▸ **WHAT IS EXPECTED**
Output the items as a numbered list, omitting blank lines, from the start of the items through the line containing "lon-label: 153°W: [164, 704, 212, 720]". Both ends are included.

▸ **Element location data**
_ _ _

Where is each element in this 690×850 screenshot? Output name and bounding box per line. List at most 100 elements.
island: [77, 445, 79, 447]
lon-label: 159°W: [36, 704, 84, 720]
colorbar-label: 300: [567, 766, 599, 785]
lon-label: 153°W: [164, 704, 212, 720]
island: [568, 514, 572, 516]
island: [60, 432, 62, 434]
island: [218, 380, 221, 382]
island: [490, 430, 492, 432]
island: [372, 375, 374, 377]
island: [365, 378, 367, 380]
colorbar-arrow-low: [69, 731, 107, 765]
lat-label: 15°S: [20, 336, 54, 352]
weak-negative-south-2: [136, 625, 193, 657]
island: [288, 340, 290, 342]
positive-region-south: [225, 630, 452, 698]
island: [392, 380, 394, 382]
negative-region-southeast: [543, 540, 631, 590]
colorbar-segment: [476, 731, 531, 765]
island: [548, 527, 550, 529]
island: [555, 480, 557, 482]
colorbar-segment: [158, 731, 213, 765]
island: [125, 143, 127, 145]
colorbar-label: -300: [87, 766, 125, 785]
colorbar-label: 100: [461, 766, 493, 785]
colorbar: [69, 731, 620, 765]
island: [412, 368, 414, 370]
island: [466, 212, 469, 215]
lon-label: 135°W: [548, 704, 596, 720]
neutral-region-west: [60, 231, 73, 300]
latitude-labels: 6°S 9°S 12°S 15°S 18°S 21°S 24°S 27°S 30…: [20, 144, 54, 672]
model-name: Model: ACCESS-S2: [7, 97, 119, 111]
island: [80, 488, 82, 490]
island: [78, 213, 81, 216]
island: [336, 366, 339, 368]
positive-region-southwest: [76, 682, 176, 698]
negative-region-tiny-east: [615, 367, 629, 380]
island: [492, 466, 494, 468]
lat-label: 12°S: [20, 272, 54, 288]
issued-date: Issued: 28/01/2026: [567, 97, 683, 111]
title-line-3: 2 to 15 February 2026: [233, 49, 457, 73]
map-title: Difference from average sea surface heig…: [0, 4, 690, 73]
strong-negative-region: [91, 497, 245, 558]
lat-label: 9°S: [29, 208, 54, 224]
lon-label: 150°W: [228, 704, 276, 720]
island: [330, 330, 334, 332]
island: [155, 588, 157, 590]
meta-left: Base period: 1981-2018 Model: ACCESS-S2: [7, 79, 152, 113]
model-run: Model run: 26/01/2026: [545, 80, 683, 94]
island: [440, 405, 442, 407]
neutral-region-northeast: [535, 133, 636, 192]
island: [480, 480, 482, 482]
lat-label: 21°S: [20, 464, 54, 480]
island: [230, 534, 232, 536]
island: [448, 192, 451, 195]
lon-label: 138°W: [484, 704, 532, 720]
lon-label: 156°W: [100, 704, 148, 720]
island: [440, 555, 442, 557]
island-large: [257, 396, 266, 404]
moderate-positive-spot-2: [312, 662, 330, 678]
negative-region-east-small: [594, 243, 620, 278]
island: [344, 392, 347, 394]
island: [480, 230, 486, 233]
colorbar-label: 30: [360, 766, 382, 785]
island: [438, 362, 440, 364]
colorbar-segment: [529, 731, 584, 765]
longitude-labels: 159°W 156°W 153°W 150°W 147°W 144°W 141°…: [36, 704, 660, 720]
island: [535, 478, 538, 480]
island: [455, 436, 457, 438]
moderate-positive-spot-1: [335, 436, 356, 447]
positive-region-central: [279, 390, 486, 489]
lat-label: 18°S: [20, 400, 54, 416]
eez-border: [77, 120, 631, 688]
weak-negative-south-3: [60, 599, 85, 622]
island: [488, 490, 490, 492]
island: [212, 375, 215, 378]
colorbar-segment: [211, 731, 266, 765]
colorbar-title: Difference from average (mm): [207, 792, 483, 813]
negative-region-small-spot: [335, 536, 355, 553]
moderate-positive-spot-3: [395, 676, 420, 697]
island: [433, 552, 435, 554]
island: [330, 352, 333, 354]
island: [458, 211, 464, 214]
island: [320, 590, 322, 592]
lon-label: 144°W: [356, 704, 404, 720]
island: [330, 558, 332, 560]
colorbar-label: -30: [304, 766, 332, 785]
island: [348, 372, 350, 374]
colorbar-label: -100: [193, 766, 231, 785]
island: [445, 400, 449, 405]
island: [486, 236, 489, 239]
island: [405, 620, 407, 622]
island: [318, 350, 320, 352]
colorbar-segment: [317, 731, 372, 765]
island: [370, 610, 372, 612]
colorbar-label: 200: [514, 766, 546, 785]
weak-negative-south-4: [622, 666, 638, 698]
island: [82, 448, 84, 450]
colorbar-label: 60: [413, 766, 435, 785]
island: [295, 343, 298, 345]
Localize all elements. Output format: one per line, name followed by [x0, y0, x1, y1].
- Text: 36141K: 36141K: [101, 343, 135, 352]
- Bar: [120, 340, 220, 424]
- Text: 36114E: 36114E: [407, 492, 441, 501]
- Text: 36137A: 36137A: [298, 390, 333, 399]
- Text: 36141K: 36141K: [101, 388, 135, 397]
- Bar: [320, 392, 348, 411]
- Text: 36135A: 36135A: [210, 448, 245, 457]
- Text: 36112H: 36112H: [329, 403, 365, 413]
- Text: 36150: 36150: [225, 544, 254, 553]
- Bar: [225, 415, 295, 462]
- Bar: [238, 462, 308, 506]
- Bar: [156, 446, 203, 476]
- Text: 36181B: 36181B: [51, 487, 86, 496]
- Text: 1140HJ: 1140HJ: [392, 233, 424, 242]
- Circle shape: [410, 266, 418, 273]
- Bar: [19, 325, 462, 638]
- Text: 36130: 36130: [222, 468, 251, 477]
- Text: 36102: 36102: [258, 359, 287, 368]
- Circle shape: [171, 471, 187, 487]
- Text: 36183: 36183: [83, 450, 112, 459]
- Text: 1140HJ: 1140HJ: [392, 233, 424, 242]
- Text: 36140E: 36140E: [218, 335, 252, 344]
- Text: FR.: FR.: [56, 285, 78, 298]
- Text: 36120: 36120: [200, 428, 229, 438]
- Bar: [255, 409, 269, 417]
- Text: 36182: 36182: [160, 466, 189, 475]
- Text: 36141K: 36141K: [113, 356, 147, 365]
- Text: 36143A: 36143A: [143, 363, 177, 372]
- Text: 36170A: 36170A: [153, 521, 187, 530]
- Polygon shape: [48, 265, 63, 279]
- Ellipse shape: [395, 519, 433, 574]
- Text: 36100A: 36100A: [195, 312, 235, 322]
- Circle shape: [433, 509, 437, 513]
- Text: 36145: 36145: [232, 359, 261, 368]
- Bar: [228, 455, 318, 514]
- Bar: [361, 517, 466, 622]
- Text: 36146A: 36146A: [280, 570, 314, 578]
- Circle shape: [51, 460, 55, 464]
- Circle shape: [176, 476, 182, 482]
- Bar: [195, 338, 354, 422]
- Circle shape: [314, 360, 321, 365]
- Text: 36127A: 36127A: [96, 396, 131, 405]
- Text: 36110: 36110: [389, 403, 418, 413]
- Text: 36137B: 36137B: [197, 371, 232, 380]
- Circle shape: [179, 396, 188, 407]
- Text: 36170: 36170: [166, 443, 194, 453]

_ _ _

▸ **FINISHED ANSWER**
1. Where is each element in this 690×850 screenshot? Output name and bounding box per line. List at most 100 elements.
2. island: [77, 445, 79, 447]
3. lon-label: 159°W: [36, 704, 84, 720]
4. colorbar-label: 300: [567, 766, 599, 785]
5. lon-label: 153°W: [164, 704, 212, 720]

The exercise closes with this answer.